[Brief]: Please repeat all of the listing exactly.

[Extracted records]:
⟨
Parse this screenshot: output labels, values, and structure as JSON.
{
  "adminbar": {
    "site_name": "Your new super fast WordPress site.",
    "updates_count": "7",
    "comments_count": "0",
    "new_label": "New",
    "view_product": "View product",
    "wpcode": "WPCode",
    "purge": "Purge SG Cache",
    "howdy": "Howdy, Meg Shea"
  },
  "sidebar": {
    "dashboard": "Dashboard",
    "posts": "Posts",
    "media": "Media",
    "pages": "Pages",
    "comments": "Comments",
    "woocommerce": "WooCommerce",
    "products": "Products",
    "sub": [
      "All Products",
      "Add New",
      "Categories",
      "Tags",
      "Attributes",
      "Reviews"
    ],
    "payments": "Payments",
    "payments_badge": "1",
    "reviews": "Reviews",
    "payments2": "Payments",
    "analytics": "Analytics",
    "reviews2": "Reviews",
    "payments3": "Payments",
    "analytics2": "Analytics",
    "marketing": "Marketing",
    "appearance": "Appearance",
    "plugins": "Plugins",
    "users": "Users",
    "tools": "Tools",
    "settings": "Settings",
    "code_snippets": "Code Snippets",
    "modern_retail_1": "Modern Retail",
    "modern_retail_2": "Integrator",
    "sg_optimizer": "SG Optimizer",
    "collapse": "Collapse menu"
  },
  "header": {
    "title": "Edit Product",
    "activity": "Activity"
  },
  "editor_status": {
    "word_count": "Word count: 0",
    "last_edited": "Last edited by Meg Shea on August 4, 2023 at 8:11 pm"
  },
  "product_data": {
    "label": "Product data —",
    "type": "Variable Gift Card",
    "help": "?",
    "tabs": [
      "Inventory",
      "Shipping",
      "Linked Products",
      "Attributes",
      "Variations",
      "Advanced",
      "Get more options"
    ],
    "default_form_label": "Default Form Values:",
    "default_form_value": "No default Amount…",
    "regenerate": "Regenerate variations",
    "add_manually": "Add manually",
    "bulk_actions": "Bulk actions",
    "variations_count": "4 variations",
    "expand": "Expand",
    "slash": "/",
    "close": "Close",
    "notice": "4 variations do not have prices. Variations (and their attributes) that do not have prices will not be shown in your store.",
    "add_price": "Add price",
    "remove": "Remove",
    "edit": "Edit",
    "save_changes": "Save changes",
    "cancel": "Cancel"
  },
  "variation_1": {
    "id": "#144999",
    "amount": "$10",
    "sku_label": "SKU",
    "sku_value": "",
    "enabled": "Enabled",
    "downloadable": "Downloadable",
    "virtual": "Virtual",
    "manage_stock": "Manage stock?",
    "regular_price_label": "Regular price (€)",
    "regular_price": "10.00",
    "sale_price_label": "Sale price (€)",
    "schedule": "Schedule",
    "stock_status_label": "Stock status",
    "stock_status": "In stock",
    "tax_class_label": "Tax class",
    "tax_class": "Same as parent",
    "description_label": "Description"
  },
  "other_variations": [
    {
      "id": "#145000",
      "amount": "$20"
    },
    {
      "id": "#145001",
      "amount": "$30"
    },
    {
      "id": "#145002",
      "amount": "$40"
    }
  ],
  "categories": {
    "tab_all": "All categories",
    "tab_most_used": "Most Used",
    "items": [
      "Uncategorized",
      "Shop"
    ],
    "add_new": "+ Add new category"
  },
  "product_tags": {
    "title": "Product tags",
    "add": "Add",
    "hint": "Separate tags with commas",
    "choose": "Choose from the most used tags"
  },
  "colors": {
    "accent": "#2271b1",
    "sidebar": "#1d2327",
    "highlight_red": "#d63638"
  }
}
⟩
[Reply to the task]:
Parse this screenshot: output labels, values, and structure as JSON.
{
  "adminbar": {
    "site_name": "Your new super fast WordPress site.",
    "updates_count": "7",
    "comments_count": "0",
    "new_label": "New",
    "view_product": "View product",
    "wpcode": "WPCode",
    "purge": "Purge SG Cache",
    "howdy": "Howdy, Meg Shea"
  },
  "sidebar": {
    "dashboard": "Dashboard",
    "posts": "Posts",
    "media": "Media",
    "pages": "Pages",
    "comments": "Comments",
    "woocommerce": "WooCommerce",
    "products": "Products",
    "sub": [
      "All Products",
      "Add New",
      "Categories",
      "Tags",
      "Attributes",
      "Reviews"
    ],
    "payments": "Payments",
    "payments_badge": "1",
    "reviews": "Reviews",
    "payments2": "Payments",
    "analytics": "Analytics",
    "reviews2": "Reviews",
    "payments3": "Payments",
    "analytics2": "Analytics",
    "marketing": "Marketing",
    "appearance": "Appearance",
    "plugins": "Plugins",
    "users": "Users",
    "tools": "Tools",
    "settings": "Settings",
    "code_snippets": "Code Snippets",
    "modern_retail_1": "Modern Retail",
    "modern_retail_2": "Integrator",
    "sg_optimizer": "SG Optimizer",
    "collapse": "Collapse menu"
  },
  "header": {
    "title": "Edit Product",
    "activity": "Activity"
  },
  "editor_status": {
    "word_count": "Word count: 0",
    "last_edited": "Last edited by Meg Shea on August 4, 2023 at 8:11 pm"
  },
  "product_data": {
    "label": "Product data —",
    "type": "Variable Gift Card",
    "help": "?",
    "tabs": [
      "Inventory",
      "Shipping",
      "Linked Products",
      "Attributes",
      "Variations",
      "Advanced",
      "Get more options"
    ],
    "default_form_label": "Default Form Values:",
    "default_form_value": "No default Amount…",
    "regenerate": "Regenerate variations",
    "add_manually": "Add manually",
    "bulk_actions": "Bulk actions",
    "variations_count": "4 variations",
    "expand": "Expand",
    "slash": "/",
    "close": "Close",
    "notice": "4 variations do not have prices. Variations (and their attributes) that do not have prices will not be shown in your store.",
    "add_price": "Add price",
    "remove": "Remove",
    "edit": "Edit",
    "save_changes": "Save changes",
    "cancel": "Cancel"
  },
  "variation_1": {
    "id": "#144999",
    "amount": "$10",
    "sku_label": "SKU",
    "sku_value": "",
    "enabled": "Enabled",
    "downloadable": "Downloadable",
    "virtual": "Virtual",
    "manage_stock": "Manage stock?",
    "regular_price_label": "Regular price (€)",
    "regular_price": "10.00",
    "sale_price_label": "Sale price (€)",
    "schedule": "Schedule",
    "stock_status_label": "Stock status",
    "stock_status": "In stock",
    "tax_class_label": "Tax class",
    "tax_class": "Same as parent",
    "description_label": "Description"
  },
  "other_variations": [
    {
      "id": "#145000",
      "amount": "$20"
    },
    {
      "id": "#145001",
      "amount": "$30"
    },
    {
      "id": "#145002",
      "amount": "$40"
    }
  ],
  "categories": {
    "tab_all": "All categories",
    "tab_most_used": "Most Used",
    "items": [
      "Uncategorized",
      "Shop"
    ],
    "add_new": "+ Add new category"
  },
  "product_tags": {
    "title": "Product tags",
    "add": "Add",
    "hint": "Separate tags with commas",
    "choose": "Choose from the most used tags"
  },
  "colors": {
    "accent": "#2271b1",
    "sidebar": "#1d2327",
    "highlight_red": "#d63638"
  }
}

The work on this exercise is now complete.